**EXERCISE OBJECTIVE**: Copy each line below that contains "dobrym".

Dataset entries
(begin)

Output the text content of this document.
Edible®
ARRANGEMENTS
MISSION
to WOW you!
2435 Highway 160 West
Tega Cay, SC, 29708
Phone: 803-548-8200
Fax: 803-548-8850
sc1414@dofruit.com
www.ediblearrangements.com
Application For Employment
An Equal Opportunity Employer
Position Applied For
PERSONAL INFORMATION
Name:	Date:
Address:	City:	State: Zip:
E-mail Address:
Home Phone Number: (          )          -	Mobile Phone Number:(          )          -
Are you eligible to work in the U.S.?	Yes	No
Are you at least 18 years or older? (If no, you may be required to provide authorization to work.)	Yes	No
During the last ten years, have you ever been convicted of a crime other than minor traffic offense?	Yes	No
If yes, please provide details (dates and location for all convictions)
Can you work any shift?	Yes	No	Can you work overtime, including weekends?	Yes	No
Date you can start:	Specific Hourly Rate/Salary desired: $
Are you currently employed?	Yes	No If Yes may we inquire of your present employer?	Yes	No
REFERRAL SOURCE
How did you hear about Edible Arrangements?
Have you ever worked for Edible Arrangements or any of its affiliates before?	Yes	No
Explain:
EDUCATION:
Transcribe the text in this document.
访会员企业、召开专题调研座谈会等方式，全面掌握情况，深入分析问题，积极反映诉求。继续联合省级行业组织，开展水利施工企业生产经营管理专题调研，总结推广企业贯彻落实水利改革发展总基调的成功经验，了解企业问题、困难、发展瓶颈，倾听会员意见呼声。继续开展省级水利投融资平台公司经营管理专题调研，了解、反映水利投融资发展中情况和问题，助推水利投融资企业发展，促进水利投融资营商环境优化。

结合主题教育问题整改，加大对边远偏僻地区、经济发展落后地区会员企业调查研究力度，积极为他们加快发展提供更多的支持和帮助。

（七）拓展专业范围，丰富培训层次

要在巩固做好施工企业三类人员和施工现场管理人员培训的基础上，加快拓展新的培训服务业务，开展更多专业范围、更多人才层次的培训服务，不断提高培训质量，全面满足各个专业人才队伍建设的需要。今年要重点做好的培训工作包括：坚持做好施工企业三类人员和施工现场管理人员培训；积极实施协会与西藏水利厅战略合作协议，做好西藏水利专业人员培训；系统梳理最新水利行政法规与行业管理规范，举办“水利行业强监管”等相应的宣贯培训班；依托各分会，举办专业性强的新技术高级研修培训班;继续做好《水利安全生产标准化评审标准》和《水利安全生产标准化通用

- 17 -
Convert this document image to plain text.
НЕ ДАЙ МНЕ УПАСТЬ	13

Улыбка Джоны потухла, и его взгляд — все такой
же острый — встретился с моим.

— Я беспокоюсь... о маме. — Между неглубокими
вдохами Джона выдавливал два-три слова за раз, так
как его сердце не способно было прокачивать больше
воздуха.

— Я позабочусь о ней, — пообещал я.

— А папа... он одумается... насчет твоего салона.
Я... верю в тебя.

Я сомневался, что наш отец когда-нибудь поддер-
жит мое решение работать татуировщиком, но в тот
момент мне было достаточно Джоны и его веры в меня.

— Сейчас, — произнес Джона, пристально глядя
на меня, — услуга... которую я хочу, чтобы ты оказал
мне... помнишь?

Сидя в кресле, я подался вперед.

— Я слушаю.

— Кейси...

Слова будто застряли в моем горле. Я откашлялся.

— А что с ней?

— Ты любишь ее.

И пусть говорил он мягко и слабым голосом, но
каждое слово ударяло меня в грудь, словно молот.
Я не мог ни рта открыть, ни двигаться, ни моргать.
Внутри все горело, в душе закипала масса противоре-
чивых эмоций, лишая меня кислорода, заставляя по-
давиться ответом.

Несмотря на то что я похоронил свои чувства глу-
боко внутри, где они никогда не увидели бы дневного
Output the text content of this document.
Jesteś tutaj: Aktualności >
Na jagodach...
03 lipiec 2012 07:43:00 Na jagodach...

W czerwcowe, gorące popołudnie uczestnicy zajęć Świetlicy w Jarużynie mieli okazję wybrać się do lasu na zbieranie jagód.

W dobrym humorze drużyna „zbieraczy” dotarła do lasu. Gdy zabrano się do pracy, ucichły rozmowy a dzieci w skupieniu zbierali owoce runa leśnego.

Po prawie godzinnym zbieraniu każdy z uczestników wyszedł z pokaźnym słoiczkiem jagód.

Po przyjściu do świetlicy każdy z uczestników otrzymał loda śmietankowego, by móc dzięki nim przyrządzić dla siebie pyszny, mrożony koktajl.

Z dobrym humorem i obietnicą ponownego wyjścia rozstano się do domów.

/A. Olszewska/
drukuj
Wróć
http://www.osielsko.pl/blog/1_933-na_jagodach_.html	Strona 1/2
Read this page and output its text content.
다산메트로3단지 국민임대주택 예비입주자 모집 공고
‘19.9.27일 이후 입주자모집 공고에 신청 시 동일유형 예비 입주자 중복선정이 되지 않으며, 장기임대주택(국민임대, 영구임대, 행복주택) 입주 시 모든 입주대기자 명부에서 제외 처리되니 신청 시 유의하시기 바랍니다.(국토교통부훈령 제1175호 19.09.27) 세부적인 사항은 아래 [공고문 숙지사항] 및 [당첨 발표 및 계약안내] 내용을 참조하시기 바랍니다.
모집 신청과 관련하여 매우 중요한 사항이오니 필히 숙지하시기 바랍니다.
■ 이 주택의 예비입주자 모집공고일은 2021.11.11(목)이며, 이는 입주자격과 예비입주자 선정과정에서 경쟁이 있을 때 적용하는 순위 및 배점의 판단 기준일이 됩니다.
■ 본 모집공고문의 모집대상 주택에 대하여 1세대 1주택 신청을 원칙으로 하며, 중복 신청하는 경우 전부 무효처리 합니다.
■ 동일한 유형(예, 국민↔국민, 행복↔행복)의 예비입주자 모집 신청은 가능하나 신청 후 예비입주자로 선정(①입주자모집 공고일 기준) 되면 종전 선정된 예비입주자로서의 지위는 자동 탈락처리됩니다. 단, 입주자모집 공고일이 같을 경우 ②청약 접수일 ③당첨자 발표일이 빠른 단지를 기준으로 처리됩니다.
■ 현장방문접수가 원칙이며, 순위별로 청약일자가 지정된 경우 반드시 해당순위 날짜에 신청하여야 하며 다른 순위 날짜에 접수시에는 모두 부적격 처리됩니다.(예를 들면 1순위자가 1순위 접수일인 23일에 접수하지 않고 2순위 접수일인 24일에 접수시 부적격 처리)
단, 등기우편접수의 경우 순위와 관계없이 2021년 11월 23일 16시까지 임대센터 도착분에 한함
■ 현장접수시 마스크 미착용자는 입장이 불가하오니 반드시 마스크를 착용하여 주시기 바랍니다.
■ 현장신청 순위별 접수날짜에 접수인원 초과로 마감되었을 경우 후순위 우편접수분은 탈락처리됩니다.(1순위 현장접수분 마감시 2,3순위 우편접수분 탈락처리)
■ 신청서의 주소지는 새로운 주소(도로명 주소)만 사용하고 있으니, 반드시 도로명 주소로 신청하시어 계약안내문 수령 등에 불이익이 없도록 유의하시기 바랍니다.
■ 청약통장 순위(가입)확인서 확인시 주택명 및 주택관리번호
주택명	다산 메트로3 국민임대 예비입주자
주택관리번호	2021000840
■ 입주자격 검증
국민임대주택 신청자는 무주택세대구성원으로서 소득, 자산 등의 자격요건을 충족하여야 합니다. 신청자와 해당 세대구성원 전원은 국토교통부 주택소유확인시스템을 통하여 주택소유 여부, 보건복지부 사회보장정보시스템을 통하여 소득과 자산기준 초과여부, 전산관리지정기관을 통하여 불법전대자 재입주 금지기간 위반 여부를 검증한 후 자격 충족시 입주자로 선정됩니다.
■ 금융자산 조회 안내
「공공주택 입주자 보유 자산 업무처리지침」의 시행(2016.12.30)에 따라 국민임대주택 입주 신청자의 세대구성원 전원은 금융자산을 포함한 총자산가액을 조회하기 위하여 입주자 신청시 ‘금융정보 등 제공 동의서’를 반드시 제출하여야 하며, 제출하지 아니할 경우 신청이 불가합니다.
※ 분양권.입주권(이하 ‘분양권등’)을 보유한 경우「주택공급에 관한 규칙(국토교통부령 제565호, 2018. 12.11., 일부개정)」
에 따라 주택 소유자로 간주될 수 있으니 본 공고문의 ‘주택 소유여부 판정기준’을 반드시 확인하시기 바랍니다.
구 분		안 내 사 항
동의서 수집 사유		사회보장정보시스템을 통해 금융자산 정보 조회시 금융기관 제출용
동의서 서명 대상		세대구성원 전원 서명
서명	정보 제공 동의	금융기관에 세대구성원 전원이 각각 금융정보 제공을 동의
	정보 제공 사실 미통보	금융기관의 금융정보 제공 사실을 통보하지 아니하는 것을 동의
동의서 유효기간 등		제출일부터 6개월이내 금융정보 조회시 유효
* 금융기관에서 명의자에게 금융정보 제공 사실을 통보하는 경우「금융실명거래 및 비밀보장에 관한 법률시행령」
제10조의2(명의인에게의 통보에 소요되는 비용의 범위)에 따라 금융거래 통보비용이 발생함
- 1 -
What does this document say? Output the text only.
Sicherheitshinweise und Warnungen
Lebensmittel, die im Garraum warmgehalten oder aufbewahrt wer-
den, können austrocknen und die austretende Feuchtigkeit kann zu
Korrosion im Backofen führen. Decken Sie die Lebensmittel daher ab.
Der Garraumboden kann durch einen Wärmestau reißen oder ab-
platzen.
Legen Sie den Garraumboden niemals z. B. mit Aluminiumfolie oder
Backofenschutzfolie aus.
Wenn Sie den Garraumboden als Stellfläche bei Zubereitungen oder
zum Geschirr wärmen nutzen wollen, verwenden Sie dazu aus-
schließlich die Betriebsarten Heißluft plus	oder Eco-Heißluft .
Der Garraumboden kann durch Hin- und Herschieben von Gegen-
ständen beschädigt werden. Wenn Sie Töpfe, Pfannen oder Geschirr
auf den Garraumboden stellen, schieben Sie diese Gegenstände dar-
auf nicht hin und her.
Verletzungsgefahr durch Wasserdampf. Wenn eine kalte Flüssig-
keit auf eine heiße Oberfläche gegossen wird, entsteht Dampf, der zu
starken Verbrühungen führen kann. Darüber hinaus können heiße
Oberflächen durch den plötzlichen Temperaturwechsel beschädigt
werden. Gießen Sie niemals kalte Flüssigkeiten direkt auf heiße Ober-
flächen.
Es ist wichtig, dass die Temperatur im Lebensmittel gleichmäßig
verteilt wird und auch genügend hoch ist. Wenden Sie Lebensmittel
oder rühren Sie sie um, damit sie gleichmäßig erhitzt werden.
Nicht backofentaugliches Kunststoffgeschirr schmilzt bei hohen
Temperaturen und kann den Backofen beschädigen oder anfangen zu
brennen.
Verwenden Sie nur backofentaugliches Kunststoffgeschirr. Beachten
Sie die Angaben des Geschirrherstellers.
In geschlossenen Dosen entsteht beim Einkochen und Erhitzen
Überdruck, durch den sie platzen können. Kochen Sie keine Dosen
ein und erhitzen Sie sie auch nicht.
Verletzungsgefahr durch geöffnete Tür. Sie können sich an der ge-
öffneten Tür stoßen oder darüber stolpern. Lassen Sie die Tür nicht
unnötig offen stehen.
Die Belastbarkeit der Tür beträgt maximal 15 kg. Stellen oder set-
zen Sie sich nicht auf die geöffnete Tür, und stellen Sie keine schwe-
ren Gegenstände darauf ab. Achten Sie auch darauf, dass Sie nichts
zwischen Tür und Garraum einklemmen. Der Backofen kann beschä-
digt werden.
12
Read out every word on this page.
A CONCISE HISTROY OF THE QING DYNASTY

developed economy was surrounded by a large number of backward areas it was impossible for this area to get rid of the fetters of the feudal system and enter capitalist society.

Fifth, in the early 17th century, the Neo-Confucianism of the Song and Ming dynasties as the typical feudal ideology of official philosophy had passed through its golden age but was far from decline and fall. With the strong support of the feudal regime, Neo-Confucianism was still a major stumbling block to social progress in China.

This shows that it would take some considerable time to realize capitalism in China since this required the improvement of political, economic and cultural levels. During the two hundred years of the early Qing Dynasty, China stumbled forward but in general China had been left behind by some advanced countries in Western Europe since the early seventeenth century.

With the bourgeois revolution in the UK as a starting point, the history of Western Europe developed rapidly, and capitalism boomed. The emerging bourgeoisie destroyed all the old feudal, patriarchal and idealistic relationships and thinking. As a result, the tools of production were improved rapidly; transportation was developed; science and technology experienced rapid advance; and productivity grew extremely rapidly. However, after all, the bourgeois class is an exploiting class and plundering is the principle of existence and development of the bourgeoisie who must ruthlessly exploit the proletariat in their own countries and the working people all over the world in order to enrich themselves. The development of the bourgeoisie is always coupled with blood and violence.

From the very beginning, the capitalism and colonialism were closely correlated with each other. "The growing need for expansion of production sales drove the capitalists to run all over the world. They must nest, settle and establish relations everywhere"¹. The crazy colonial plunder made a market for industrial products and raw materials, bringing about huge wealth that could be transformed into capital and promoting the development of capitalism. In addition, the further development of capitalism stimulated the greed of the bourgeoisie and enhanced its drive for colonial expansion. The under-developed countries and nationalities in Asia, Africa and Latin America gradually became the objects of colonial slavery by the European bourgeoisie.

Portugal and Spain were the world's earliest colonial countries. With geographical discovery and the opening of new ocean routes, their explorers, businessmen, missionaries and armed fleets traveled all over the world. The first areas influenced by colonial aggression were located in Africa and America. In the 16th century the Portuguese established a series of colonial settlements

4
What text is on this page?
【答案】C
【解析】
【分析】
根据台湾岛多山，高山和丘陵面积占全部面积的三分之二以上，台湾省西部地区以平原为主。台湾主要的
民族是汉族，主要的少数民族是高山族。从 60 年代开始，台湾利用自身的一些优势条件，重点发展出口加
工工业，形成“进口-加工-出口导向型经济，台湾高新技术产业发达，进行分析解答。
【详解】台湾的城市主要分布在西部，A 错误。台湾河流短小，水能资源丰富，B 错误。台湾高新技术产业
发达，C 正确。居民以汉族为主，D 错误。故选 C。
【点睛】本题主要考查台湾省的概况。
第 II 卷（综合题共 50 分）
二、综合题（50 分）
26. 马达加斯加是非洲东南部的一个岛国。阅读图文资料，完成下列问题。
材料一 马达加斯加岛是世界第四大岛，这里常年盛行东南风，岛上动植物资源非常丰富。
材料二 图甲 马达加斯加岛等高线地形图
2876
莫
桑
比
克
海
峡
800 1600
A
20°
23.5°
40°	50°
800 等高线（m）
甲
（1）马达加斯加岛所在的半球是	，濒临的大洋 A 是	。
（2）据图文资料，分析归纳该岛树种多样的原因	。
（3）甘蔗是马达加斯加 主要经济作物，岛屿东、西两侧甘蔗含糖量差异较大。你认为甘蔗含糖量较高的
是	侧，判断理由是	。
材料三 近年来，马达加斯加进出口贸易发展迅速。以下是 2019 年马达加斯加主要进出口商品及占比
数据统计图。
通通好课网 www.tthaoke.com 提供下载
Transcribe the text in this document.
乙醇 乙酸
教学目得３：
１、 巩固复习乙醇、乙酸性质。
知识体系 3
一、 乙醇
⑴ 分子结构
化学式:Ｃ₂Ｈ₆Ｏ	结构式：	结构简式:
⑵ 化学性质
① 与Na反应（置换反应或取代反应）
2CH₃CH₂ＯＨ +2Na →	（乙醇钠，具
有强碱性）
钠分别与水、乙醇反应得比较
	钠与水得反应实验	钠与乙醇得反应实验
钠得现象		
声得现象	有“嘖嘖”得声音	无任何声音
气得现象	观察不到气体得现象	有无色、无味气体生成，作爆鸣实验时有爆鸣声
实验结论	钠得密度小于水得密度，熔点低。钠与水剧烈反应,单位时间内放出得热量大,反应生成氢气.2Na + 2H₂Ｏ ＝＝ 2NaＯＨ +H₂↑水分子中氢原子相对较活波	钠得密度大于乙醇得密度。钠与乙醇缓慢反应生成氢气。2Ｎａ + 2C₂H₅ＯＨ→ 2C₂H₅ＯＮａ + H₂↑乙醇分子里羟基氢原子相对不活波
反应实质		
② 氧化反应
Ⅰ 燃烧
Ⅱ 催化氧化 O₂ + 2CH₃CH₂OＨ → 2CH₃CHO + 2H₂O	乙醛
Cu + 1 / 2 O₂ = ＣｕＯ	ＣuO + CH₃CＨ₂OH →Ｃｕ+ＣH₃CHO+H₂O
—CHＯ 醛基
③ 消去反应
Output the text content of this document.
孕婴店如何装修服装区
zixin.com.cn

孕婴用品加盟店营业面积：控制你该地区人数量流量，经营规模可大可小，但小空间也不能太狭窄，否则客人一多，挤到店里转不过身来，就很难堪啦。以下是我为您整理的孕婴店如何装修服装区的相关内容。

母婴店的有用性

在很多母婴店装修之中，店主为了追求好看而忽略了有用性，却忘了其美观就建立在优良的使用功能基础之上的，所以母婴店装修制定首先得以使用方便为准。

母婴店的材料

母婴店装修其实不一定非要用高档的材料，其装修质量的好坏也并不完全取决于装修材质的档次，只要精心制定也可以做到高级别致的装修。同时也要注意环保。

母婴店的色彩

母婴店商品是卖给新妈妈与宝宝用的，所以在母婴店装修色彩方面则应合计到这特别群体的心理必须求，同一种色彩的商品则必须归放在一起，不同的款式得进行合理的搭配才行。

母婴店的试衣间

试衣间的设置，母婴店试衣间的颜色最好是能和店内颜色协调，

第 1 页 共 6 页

(end)

**REPLY**:
W dobrym humorze drużyna „zbieraczy” dotarła do lasu. Gdy zabrano się do pracy, ucichły rozmowy a dzieci w skupieniu zbierali owoce runa leśnego.
Z dobrym humorem i obietnicą ponownego wyjścia rozstano się do domów.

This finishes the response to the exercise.